Component data from apps and pages:

☆ ☆ ☆ ☆ ☆

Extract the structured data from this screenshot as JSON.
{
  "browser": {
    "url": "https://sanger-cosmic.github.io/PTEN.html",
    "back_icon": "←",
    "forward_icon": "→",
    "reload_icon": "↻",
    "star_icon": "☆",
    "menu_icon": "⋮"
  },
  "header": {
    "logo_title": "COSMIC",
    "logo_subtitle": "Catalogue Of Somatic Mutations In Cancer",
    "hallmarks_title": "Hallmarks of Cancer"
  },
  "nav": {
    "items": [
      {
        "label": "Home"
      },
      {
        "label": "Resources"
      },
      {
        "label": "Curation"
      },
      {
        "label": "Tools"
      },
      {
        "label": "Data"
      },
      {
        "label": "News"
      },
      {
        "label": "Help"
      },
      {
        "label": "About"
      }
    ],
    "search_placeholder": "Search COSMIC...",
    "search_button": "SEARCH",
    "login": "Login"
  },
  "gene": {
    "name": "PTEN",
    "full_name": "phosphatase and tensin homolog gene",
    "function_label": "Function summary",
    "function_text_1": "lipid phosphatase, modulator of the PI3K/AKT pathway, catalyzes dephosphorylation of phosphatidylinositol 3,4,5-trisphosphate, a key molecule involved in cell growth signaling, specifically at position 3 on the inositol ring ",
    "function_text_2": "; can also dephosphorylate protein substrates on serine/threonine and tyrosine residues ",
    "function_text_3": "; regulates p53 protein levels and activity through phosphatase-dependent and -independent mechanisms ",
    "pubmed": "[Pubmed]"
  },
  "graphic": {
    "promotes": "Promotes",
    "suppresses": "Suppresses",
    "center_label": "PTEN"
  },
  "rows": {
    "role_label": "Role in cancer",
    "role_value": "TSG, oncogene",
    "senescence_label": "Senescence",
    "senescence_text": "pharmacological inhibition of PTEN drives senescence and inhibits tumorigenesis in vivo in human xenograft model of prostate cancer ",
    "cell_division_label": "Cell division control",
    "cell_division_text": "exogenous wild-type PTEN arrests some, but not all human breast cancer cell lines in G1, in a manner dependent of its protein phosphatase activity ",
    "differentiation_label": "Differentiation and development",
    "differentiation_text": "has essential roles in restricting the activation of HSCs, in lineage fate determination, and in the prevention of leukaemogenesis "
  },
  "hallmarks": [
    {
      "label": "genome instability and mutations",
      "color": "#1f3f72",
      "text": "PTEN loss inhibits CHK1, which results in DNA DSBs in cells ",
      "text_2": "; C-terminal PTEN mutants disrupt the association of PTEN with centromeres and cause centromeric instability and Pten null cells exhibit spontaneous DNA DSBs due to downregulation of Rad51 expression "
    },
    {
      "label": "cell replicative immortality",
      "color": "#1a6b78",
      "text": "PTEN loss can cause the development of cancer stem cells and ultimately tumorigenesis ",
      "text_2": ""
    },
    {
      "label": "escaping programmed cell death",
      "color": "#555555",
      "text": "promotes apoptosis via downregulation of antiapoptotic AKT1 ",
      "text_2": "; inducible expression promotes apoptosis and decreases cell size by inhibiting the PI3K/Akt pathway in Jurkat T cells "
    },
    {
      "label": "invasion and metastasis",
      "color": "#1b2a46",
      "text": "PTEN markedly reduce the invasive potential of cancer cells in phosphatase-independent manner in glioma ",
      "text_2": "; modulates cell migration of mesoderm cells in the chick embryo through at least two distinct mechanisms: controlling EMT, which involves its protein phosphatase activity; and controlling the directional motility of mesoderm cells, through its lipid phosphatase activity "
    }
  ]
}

☆ ☆ ☆ ☆ ☆

**TASK REQUIREMENTS**
Would you give the data above again, exactly as written?

**WRITTEN REPLY**
Extract the structured data from this screenshot as JSON.
{
  "browser": {
    "url": "https://sanger-cosmic.github.io/PTEN.html",
    "back_icon": "←",
    "forward_icon": "→",
    "reload_icon": "↻",
    "star_icon": "☆",
    "menu_icon": "⋮"
  },
  "header": {
    "logo_title": "COSMIC",
    "logo_subtitle": "Catalogue Of Somatic Mutations In Cancer",
    "hallmarks_title": "Hallmarks of Cancer"
  },
  "nav": {
    "items": [
      {
        "label": "Home"
      },
      {
        "label": "Resources"
      },
      {
        "label": "Curation"
      },
      {
        "label": "Tools"
      },
      {
        "label": "Data"
      },
      {
        "label": "News"
      },
      {
        "label": "Help"
      },
      {
        "label": "About"
      }
    ],
    "search_placeholder": "Search COSMIC...",
    "search_button": "SEARCH",
    "login": "Login"
  },
  "gene": {
    "name": "PTEN",
    "full_name": "phosphatase and tensin homolog gene",
    "function_label": "Function summary",
    "function_text_1": "lipid phosphatase, modulator of the PI3K/AKT pathway, catalyzes dephosphorylation of phosphatidylinositol 3,4,5-trisphosphate, a key molecule involved in cell growth signaling, specifically at position 3 on the inositol ring ",
    "function_text_2": "; can also dephosphorylate protein substrates on serine/threonine and tyrosine residues ",
    "function_text_3": "; regulates p53 protein levels and activity through phosphatase-dependent and -independent mechanisms ",
    "pubmed": "[Pubmed]"
  },
  "graphic": {
    "promotes": "Promotes",
    "suppresses": "Suppresses",
    "center_label": "PTEN"
  },
  "rows": {
    "role_label": "Role in cancer",
    "role_value": "TSG, oncogene",
    "senescence_label": "Senescence",
    "senescence_text": "pharmacological inhibition of PTEN drives senescence and inhibits tumorigenesis in vivo in human xenograft model of prostate cancer ",
    "cell_division_label": "Cell division control",
    "cell_division_text": "exogenous wild-type PTEN arrests some, but not all human breast cancer cell lines in G1, in a manner dependent of its protein phosphatase activity ",
    "differentiation_label": "Differentiation and development",
    "differentiation_text": "has essential roles in restricting the activation of HSCs, in lineage fate determination, and in the prevention of leukaemogenesis "
  },
  "hallmarks": [
    {
      "label": "genome instability and mutations",
      "color": "#1f3f72",
      "text": "PTEN loss inhibits CHK1, which results in DNA DSBs in cells ",
      "text_2": "; C-terminal PTEN mutants disrupt the association of PTEN with centromeres and cause centromeric instability and Pten null cells exhibit spontaneous DNA DSBs due to downregulation of Rad51 expression "
    },
    {
      "label": "cell replicative immortality",
      "color": "#1a6b78",
      "text": "PTEN loss can cause the development of cancer stem cells and ultimately tumorigenesis ",
      "text_2": ""
    },
    {
      "label": "escaping programmed cell death",
      "color": "#555555",
      "text": "promotes apoptosis via downregulation of antiapoptotic AKT1 ",
      "text_2": "; inducible expression promotes apoptosis and decreases cell size by inhibiting the PI3K/Akt pathway in Jurkat T cells "
    },
    {
      "label": "invasion and metastasis",
      "color": "#1b2a46",
      "text": "PTEN markedly reduce the invasive potential of cancer cells in phosphatase-independent manner in glioma ",
      "text_2": "; modulates cell migration of mesoderm cells in the chick embryo through at least two distinct mechanisms: controlling EMT, which involves its protein phosphatase activity; and controlling the directional motility of mesoderm cells, through its lipid phosphatase activity "
    }
  ]
}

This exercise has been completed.